• TASK REQUIREMENTS:
Work out how many lines hold the string "Read". The answer is a single number, nothing more.
============================================================
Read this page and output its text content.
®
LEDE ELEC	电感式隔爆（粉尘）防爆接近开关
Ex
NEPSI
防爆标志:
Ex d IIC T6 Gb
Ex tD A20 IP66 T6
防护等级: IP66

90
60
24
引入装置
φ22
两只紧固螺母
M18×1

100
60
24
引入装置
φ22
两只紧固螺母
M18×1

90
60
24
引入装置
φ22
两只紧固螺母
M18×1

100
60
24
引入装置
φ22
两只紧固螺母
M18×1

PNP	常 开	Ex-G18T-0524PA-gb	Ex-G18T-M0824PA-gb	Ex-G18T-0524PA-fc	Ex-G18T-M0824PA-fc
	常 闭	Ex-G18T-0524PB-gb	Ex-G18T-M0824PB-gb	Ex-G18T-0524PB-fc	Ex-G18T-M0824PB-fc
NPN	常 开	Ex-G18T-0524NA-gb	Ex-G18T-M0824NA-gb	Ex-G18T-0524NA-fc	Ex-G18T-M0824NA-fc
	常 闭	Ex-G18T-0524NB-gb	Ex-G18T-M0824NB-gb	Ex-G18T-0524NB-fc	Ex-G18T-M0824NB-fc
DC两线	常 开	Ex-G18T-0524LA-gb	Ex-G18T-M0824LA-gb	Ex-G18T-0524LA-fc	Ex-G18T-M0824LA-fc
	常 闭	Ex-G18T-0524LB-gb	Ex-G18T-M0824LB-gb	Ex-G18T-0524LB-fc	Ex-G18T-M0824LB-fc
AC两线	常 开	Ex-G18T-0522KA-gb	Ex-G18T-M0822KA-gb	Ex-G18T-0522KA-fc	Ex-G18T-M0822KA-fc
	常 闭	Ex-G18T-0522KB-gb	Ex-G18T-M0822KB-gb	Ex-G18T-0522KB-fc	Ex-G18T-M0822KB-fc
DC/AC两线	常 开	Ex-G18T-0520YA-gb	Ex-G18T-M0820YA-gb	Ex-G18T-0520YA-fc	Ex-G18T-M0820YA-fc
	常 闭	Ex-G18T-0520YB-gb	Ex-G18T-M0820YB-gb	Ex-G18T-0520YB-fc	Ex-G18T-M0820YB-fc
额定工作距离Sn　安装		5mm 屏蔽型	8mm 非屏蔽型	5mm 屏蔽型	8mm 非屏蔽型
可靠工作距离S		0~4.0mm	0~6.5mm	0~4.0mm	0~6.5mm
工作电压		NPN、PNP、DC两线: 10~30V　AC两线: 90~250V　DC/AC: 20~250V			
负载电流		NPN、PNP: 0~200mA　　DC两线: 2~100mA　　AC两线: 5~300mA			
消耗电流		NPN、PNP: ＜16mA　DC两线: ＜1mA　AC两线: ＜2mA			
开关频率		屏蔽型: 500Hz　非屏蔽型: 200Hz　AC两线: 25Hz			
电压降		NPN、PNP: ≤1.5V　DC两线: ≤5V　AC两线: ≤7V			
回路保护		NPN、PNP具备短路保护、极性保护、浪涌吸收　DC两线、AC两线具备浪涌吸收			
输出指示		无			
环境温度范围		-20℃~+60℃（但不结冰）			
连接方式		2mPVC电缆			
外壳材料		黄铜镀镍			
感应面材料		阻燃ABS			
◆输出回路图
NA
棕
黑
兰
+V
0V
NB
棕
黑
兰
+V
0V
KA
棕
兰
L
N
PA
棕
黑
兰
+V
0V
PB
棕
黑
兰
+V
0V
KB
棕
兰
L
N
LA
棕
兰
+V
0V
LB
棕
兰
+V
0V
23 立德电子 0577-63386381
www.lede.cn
============================================================
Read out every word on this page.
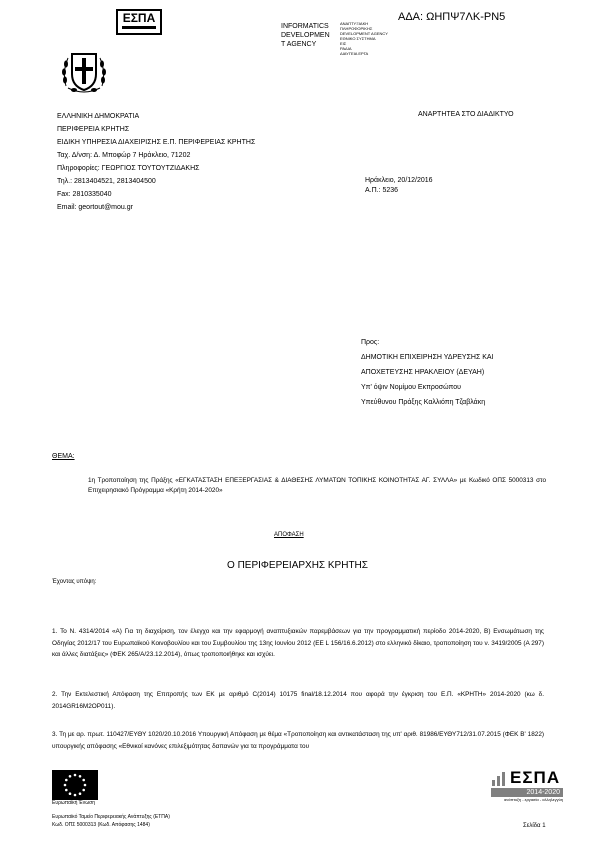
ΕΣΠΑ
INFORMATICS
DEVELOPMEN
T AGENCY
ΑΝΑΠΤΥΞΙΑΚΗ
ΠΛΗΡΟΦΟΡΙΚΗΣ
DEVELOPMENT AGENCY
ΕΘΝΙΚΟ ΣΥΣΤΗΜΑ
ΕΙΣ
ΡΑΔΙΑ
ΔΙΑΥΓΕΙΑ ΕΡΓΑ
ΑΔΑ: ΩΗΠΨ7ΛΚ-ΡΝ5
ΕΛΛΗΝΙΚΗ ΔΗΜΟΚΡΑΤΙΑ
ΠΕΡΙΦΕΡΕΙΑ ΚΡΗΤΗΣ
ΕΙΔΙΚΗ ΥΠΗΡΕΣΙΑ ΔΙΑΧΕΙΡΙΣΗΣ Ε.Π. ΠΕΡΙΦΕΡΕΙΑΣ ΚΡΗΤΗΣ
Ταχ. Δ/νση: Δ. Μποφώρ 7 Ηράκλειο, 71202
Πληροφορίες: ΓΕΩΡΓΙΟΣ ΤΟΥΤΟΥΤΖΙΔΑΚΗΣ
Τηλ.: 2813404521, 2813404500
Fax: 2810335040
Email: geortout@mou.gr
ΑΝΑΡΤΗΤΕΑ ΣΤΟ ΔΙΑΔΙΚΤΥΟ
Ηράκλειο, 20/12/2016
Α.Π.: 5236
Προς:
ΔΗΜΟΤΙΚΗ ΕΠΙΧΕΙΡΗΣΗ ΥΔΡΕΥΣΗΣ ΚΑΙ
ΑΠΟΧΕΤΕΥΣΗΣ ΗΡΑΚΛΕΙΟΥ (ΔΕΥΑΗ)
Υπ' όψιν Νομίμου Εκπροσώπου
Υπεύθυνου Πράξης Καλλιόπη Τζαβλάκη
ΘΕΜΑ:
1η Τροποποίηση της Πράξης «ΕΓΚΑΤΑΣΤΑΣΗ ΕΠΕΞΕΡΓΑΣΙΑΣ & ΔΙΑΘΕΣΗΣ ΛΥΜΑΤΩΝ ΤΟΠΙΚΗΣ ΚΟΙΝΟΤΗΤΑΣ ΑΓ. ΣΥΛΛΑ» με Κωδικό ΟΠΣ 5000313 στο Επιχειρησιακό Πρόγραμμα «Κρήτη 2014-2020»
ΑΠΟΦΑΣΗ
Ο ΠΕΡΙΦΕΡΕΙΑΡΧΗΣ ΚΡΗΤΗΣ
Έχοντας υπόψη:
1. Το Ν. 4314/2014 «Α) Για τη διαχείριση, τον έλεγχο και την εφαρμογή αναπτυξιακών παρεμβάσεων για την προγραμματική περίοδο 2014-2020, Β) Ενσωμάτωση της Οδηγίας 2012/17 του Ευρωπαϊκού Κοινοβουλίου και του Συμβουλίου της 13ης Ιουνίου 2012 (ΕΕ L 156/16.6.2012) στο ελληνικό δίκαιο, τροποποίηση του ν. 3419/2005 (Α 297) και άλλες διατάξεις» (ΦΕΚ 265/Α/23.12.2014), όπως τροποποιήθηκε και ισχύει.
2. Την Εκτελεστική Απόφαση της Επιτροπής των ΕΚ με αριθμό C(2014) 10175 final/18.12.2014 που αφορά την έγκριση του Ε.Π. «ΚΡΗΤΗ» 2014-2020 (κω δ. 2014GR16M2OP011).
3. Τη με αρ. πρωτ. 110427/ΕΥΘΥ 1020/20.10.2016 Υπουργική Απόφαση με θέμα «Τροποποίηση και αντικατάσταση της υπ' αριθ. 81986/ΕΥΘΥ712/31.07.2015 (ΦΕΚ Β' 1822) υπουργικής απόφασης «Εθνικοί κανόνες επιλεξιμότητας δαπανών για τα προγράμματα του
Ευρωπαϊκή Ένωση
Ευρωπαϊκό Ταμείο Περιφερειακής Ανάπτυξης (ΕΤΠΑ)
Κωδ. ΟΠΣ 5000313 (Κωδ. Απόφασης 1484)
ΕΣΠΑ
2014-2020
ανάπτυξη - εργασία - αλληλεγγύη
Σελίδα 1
============================================================
• FINAL RESULT:
2